- **GIVEN TEXT**
########

<h1><center>Natural Language Processing</center></h1>

### Parts-of-Speech Tagging

#### Task-1:
Consider the following "spoof newspaper headlines", such as:  

British Left Waffles on Falkland Islands, and Juvenile Court to Try Shooting Defendant.  

Manually tag these headlines to see if knowledge of the [part-of-speech tags](https://www.ling.upenn.edu/courses/Fall_2003/ling001/penn_treebank_pos.html) removes the ambiguity.

#### Task-2:

Tokenize and tag the below given sentence by using ([using NLTK POS Tagger](https://www.nltk.org/api/nltk.tag.pos_tag.html)) and [spaCy](https://spacy.io/usage/linguistic-features)  

"They wind back the clock, while we chase after the wind".  

What different pronunciations and parts of speech are involved?

In [2]:
import nltk
from nltk.tag import pos_tag
from nltk.tokenize import word_tokenize
# nltk.download('averaged_perceptron_tagger')
# nltk.download('universal_tagset')

sent = "They wind back the clock, while we chase after the wind."
pos_tag(word_tokenize(sent), tagset='universal')

[('They', 'PRON'),
 ('wind', 'VERB'),
 ('back', 'ADV'),
 ('the', 'DET'),
 ('clock', 'NOUN'),
 (',', '.'),
 ('while', 'ADP'),
 ('we', 'PRON'),
 ('chase', 'VERB'),
 ('after', 'ADP'),
 ('the', 'DET'),
 ('wind', 'NOUN'),
 ('.', '.')]

In [3]:
import spacy

nlp = spacy.load("en_core_web_sm")
doc = nlp(sent)

for token in doc:
    print(token,token.pos_)
#     print(token.text, token.lemma_, token.pos_, token.tag_, token.dep_,
#             token.shape_, token.is_alpha, token.is_stop)


They PRON
wind VERB
back ADP
the DET
clock NOUN
, PUNCT
while SCONJ
we PRON
chase VERB
after ADP
the DET
wind NOUN
. PUNCT


#### Task-3:

Write programs to read and process the [NLTK Brown Corpus](https://www.nltk.org/howto/corpus.html) and perform the followig tasks:

- Get and display a list of all categories of the brown corpus.
- Get and display the tokenized and tagged version of the "news" category.
- Get and display the sentence segmented, tokenized, and tagged version of the "news" category.
- Print the first 5 words, and the first 2 sentences.
- Get and display the set of all the tags in the brown corpus.
- Get and display the set of all the tags in the universal tagset.

In [4]:
from nltk.corpus import brown
# nltk.download('brown')
print(brown.words())
print(brown.tagged_words(categories='news')[:20])
print(brown.tagged_sents(categories='news', tagset='universal')[:2])
print(dir(brown))
tagset = set()
for x in brown.tagged_words(tagset='universal'):
      tagset.add(x[-1])
print(tagset)

########

- **SUPPLIED RECORDS**
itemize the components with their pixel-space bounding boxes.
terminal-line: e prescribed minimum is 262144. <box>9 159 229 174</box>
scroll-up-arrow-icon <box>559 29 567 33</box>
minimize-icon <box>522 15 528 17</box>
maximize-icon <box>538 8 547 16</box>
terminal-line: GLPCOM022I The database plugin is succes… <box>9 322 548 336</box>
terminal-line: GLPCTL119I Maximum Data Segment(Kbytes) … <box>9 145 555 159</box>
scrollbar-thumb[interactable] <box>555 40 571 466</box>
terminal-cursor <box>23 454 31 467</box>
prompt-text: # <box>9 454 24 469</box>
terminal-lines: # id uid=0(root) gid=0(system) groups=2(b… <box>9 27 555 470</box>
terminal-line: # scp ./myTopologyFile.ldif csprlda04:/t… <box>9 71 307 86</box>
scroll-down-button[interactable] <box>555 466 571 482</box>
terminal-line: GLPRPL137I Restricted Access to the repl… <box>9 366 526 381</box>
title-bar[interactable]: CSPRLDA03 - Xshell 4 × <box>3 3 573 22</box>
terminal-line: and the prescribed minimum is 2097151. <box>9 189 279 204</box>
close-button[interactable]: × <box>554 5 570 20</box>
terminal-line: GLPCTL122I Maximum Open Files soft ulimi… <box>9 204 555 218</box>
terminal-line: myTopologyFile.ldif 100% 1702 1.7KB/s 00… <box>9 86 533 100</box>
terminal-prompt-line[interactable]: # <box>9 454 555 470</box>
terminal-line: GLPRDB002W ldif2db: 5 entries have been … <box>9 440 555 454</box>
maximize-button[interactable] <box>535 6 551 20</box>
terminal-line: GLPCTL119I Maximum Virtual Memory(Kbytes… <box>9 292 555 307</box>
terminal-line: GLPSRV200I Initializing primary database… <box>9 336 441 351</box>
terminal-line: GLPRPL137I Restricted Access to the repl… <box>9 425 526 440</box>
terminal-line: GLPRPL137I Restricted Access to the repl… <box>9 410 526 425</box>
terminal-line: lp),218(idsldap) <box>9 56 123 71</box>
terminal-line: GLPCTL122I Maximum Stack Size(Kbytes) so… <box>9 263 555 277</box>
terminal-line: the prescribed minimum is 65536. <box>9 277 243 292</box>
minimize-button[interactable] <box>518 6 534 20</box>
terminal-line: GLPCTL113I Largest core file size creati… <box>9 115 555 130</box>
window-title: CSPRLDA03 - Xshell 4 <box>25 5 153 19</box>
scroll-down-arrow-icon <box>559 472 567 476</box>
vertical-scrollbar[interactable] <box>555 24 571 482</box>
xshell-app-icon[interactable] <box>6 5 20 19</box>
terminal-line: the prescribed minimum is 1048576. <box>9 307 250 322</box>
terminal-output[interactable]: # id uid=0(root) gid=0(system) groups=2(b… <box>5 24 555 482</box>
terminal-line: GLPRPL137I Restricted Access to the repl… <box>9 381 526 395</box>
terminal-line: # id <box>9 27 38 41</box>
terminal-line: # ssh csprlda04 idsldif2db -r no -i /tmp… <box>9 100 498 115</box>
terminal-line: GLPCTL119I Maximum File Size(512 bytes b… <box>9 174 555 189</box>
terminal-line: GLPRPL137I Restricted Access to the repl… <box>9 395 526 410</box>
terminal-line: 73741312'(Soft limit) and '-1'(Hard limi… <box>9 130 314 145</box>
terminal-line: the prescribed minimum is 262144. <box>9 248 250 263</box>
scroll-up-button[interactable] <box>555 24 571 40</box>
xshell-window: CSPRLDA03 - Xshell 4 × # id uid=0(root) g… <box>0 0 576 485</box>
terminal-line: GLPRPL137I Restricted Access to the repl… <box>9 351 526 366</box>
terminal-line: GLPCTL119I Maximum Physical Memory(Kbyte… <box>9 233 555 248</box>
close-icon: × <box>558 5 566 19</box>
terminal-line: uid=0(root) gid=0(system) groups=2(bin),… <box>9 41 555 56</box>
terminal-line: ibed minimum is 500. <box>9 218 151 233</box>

########

- **WORK TO DO**
(a) Answer these questions about the part-of-speech tagging notebook:
(i) Which two spoof newspaper headlines are given for manual tagging?
(ii) What tag does the spaCy output give to the word "while"?
(iii) Which spaCy model is loaded in the code?
(b) Extend the part-of-speech tagging notebook past its last line.

- **ANSWERS IN ORDER**
(a)
(i) "British Left Waffles on Falkland Islands" and "Juvenile Court to Try Shooting Defendant."
(ii) SCONJ
(iii) en_core_web_sm

(b)
['The', 'Fulton', 'County', 'Grand', 'Jury', 'said', ...]
[('The', 'AT'), ('Fulton', 'NP-TL'), ('County', 'NN-TL'), ('Grand', 'JJ-TL'), ('Jury', 'NN-TL'), ('said', 'VBD'), ('Friday', 'NR'), ('an', 'AT'), ('investigation', 'NN'), ('of', 'IN'), ("Atlanta's", 'NP$'), ('recent', 'JJ'), ('primary', 'NN'), ('election', 'NN'), ('produced', 'VBD'), ('``', '``'), ('no', 'AT'), ('evidence', 'NN'), ("''", "''"), ('that', 'CS')]
[[('The', 'DET'), ('Fulton', 'NOUN'), ('County', 'NOUN'), ('Grand', 'ADJ'), ('Jury', 'NOUN'), ('said', 'VERB'), ('Friday', 'NOUN'), ('an', 'DET'), ('investigation', 'NOUN'), ('of', 'ADP'), ("Atlanta's", 'NOUN'), ('recent', 'ADJ'), ('primary', 'NOUN'), ('election', 'NOUN'), ('produced', 'VERB'), ('``', '.'), ('no', 'DET'), ('evidence', 'NOUN'), ("''", '.'), ('that', 'ADP'), ('any', 'DET'), ('irregularities', 'NOUN'), ('took', 'VERB'), ('place', 'NOUN'), ('.', '.')], [('The', 'DET'), ('jury', 'NOUN'), ('further', 'ADV'), ('said', 'VERB'), ('in', 'ADP'), ('term-end', 'NOUN'),

#### Task-4:

Write programs to process the [Brown Corpus](https://www.nltk.org/howto/corpus.html) and find answers to the following questions:
- Which nouns are more common in their plural form, rather than their singular form? (Only consider regular plurals, formed with the -s suffix.)
- Which word has the greatest number of distinct tags. What are they, and what do they represent?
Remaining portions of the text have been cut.